*Directions*. List the lines of this listing that hold the word "TradingView".

......

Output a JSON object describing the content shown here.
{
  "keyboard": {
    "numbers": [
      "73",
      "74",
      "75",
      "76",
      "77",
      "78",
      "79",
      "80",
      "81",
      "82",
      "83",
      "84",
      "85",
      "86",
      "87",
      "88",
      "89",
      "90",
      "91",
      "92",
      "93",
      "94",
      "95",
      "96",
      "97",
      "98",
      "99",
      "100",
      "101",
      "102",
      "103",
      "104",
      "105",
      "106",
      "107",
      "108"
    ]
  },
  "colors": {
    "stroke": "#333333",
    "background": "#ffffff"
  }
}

......

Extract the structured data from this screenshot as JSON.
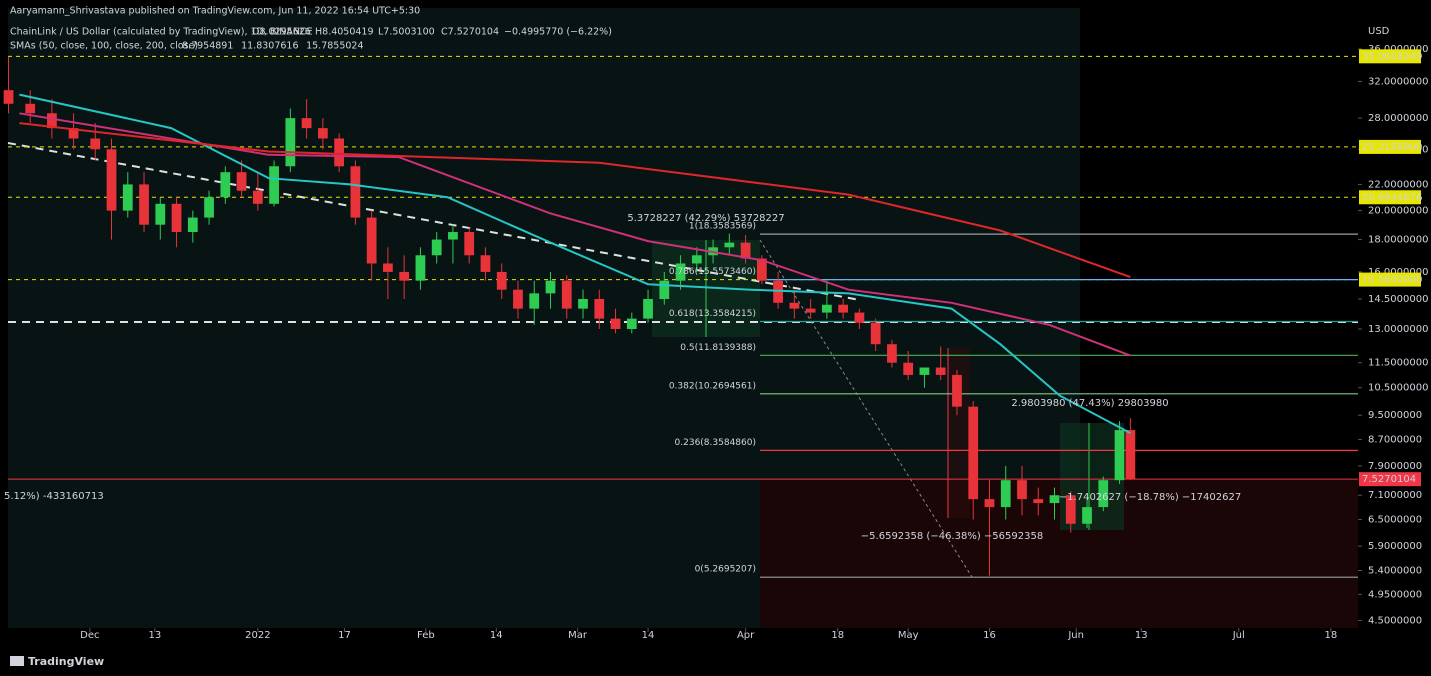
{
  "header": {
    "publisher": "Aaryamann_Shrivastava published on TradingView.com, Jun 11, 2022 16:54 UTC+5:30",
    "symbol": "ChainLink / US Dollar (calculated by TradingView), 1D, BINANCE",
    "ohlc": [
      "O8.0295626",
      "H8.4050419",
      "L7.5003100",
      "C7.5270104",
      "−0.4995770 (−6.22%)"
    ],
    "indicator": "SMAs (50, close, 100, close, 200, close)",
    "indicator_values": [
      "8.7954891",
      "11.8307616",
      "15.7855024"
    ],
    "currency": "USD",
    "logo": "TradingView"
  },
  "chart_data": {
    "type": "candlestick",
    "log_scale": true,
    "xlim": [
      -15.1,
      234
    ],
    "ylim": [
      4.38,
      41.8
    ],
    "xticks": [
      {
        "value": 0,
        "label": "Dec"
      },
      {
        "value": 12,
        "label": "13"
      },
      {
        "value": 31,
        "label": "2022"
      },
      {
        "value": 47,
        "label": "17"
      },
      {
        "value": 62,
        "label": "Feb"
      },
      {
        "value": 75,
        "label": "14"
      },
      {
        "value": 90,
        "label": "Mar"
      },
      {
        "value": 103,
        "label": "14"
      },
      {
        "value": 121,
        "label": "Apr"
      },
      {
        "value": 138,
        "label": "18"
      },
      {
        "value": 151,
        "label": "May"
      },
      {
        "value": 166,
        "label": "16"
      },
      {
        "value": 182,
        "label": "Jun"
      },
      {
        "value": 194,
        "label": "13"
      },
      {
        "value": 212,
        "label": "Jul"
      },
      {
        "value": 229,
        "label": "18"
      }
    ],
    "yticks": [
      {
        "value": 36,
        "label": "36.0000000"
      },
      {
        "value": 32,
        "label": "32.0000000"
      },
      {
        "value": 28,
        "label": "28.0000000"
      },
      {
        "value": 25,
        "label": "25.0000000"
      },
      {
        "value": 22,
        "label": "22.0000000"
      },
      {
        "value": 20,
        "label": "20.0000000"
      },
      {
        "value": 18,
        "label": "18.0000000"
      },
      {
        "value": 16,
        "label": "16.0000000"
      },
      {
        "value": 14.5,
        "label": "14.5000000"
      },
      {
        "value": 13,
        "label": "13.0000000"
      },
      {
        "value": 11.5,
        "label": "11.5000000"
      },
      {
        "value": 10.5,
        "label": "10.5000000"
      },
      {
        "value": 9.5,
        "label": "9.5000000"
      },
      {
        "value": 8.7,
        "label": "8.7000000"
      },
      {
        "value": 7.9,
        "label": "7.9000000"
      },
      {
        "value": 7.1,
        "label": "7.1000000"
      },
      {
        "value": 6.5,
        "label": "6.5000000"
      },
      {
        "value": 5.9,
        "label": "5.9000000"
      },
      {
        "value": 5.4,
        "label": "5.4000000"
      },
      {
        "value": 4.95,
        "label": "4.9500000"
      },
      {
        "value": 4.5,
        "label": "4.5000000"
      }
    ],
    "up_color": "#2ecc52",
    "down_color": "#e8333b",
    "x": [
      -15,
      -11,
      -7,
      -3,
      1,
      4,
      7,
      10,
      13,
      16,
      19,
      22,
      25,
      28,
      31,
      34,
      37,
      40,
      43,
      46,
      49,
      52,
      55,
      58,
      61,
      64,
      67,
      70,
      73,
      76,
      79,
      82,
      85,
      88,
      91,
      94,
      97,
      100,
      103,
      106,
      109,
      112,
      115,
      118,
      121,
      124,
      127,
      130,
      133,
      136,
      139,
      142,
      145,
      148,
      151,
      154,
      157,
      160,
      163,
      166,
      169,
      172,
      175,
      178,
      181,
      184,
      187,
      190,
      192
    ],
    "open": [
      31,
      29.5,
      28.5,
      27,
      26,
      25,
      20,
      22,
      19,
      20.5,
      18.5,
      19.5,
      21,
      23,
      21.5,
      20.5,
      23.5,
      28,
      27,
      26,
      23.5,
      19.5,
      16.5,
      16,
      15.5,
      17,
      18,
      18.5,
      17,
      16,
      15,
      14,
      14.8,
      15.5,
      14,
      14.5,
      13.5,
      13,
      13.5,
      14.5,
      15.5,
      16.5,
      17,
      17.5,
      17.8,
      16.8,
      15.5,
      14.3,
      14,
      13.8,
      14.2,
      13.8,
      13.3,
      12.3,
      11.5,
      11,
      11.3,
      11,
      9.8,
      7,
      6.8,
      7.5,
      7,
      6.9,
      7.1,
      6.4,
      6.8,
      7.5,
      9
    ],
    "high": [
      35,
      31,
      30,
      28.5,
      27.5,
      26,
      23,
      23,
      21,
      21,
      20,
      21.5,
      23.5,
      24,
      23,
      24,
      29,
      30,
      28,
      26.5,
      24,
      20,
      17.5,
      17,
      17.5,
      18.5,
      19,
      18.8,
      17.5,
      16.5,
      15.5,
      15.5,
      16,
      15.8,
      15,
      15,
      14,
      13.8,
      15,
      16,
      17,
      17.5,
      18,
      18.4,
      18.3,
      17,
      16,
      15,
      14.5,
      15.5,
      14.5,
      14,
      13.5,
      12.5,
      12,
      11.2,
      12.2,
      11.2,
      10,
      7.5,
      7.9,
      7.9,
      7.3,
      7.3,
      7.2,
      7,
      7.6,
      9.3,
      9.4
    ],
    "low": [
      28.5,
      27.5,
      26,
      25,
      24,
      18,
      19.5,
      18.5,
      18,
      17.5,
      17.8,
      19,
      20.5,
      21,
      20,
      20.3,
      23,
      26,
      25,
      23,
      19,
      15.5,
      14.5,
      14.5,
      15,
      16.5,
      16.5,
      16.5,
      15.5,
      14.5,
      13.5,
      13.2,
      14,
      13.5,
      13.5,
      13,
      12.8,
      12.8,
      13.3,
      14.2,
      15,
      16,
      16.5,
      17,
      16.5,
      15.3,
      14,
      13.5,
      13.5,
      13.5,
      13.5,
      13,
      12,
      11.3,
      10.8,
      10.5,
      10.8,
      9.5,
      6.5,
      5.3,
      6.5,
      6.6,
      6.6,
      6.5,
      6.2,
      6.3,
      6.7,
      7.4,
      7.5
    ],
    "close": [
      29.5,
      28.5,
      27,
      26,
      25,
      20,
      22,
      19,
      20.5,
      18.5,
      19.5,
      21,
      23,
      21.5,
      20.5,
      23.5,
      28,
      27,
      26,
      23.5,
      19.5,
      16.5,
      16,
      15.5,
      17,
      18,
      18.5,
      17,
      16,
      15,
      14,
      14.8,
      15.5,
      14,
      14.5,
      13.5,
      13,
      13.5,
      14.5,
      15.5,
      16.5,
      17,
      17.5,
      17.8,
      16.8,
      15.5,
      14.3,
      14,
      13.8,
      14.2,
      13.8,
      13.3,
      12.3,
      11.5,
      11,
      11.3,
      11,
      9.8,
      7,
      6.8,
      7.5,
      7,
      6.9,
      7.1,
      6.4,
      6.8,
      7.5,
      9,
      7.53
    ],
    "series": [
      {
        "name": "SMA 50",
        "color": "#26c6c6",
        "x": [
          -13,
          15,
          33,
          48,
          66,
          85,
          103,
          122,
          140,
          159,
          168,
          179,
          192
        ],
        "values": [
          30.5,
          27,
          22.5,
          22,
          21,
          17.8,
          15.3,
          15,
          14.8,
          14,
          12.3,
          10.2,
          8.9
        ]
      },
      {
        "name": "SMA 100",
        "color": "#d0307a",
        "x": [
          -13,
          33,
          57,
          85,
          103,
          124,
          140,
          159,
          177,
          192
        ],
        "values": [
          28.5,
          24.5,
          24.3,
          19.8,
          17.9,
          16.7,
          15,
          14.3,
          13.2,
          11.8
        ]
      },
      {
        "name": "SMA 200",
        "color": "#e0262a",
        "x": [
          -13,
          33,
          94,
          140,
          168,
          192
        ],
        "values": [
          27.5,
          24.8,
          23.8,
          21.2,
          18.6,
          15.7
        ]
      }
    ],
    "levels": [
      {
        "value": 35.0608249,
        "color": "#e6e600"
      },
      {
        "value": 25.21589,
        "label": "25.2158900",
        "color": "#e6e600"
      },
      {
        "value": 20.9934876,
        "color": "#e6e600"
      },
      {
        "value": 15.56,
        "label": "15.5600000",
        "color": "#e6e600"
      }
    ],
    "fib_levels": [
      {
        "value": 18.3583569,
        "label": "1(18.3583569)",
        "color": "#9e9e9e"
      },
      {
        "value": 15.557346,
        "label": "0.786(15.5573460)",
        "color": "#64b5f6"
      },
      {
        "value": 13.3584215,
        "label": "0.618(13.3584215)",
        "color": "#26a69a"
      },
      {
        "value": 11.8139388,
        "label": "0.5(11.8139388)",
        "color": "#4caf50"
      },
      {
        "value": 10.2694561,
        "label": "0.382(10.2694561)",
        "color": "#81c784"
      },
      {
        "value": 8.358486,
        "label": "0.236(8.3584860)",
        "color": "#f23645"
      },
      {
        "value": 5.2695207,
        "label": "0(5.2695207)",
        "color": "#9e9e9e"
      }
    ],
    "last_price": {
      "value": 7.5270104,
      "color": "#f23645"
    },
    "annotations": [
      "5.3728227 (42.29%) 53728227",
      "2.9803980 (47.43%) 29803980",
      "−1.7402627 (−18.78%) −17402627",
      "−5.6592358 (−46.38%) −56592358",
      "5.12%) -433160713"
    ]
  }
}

......

*Task solution*.
    "publisher": "Aaryamann_Shrivastava published on TradingView.com, Jun 11, 2022 16:54 UTC+5:30",
    "symbol": "ChainLink / US Dollar (calculated by TradingView), 1D, BINANCE",
    "logo": "TradingView"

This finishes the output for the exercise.